• DIRECTION: Exactly repeat the material, dropping every picture from the copy.

(Items listed in a dataset)

·····

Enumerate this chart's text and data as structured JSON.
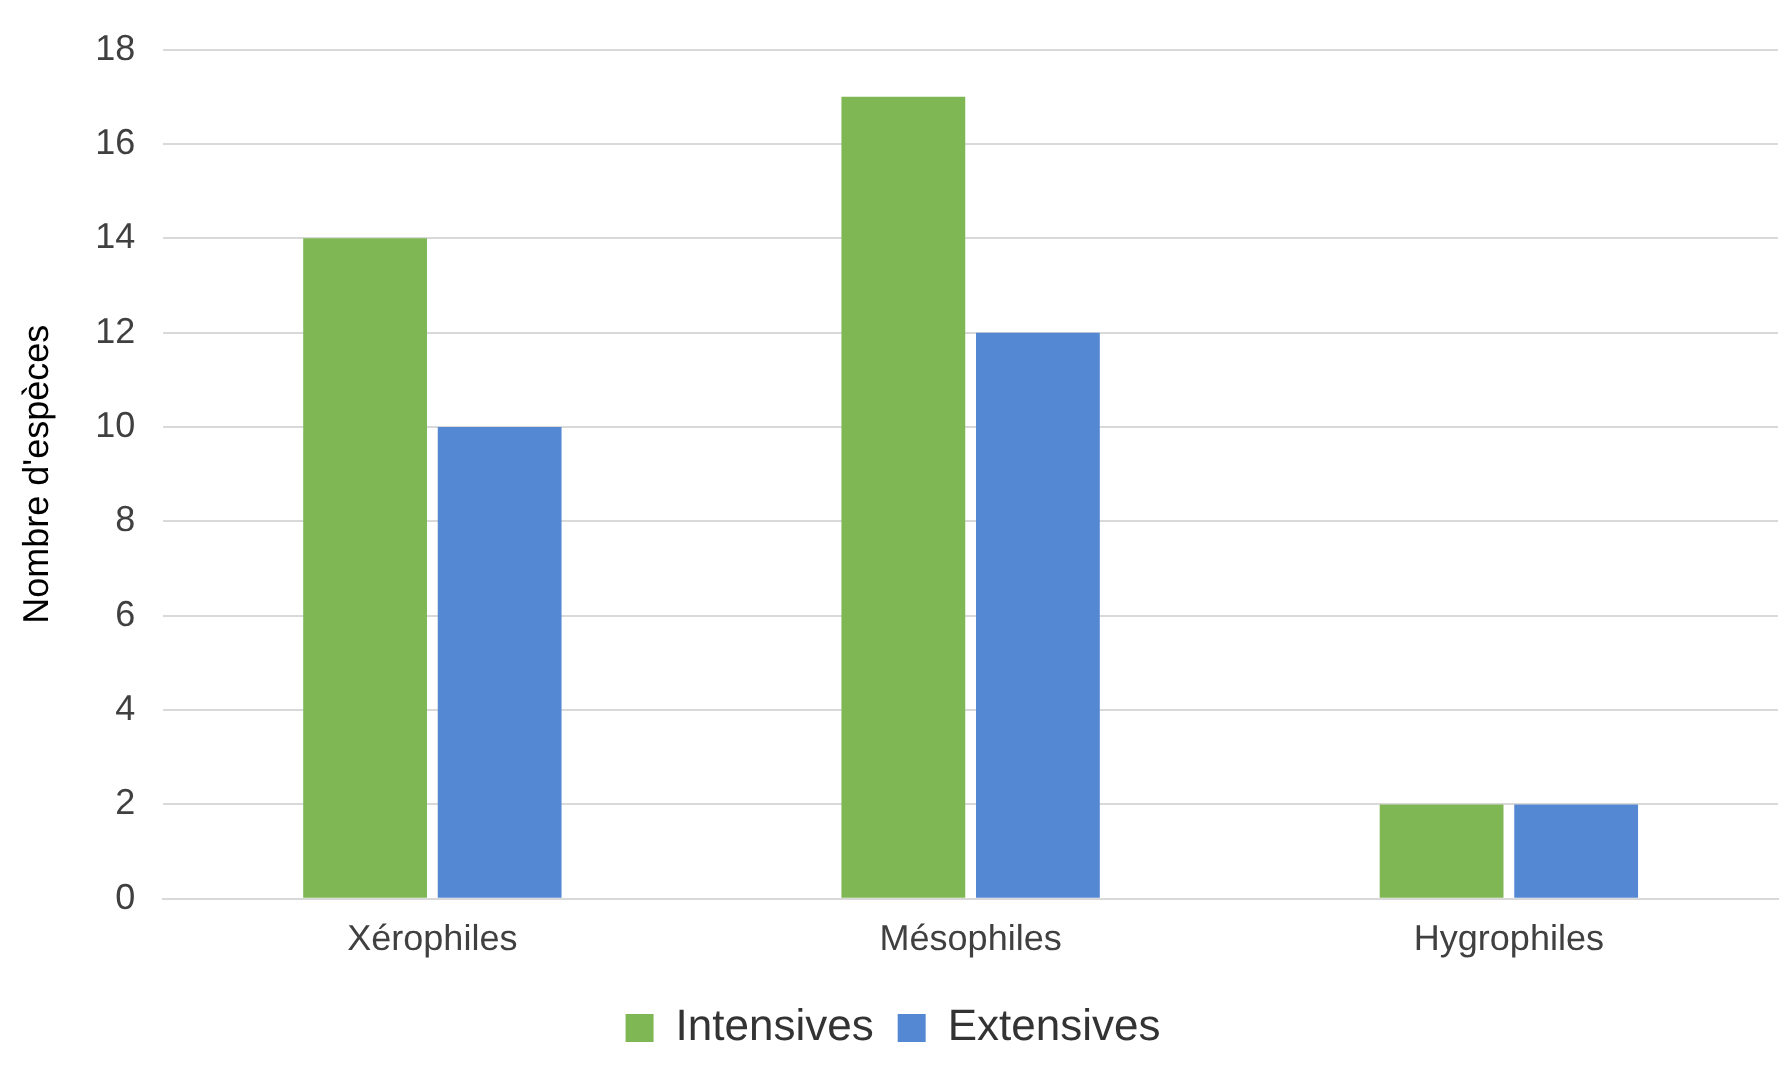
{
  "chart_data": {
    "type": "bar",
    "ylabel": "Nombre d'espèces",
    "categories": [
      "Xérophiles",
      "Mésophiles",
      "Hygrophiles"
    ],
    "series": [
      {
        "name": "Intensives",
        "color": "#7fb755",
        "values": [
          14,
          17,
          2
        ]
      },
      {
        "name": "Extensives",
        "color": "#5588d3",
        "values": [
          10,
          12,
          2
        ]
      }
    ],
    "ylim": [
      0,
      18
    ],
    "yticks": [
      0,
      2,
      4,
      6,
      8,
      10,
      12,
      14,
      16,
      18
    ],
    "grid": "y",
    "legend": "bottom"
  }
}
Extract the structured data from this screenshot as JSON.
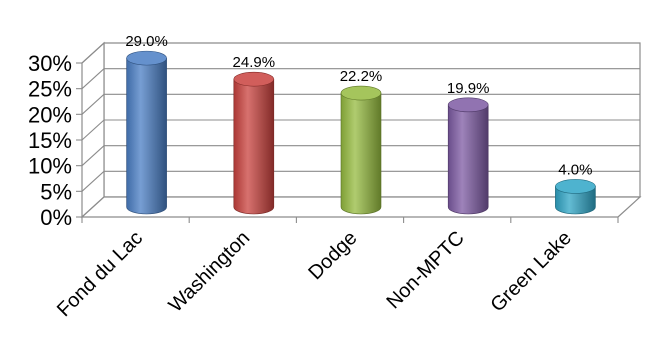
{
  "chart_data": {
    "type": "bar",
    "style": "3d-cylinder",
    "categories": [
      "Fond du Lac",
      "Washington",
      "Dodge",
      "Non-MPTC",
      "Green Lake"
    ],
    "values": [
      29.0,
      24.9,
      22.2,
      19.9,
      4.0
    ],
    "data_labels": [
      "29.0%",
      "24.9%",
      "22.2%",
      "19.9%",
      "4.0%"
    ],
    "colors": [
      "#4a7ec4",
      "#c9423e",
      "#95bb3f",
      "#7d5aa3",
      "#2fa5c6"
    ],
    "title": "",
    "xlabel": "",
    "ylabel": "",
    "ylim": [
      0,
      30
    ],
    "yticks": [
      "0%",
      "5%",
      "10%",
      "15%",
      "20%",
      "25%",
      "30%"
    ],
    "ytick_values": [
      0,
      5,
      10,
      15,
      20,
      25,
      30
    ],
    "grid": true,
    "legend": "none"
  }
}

·····

• THE REPLY:
Enumerate this chart's text and data as structured JSON.
{
  "chart_data": {
    "type": "bar",
    "ylabel": "Nombre d'espèces",
    "categories": [
      "Xérophiles",
      "Mésophiles",
      "Hygrophiles"
    ],
    "series": [
      {
        "name": "Intensives",
        "color": "#7fb755",
        "values": [
          14,
          17,
          2
        ]
      },
      {
        "name": "Extensives",
        "color": "#5588d3",
        "values": [
          10,
          12,
          2
        ]
      }
    ],
    "ylim": [
      0,
      18
    ],
    "yticks": [
      0,
      2,
      4,
      6,
      8,
      10,
      12,
      14,
      16,
      18
    ],
    "grid": "y",
    "legend": "bottom"
  }
}
Extract the structured data from this screenshot as JSON.
{
  "chart_data": {
    "type": "bar",
    "style": "3d-cylinder",
    "categories": [
      "Fond du Lac",
      "Washington",
      "Dodge",
      "Non-MPTC",
      "Green Lake"
    ],
    "values": [
      29.0,
      24.9,
      22.2,
      19.9,
      4.0
    ],
    "data_labels": [
      "29.0%",
      "24.9%",
      "22.2%",
      "19.9%",
      "4.0%"
    ],
    "colors": [
      "#4a7ec4",
      "#c9423e",
      "#95bb3f",
      "#7d5aa3",
      "#2fa5c6"
    ],
    "title": "",
    "xlabel": "",
    "ylabel": "",
    "ylim": [
      0,
      30
    ],
    "yticks": [
      "0%",
      "5%",
      "10%",
      "15%",
      "20%",
      "25%",
      "30%"
    ],
    "ytick_values": [
      0,
      5,
      10,
      15,
      20,
      25,
      30
    ],
    "grid": true,
    "legend": "none"
  }
}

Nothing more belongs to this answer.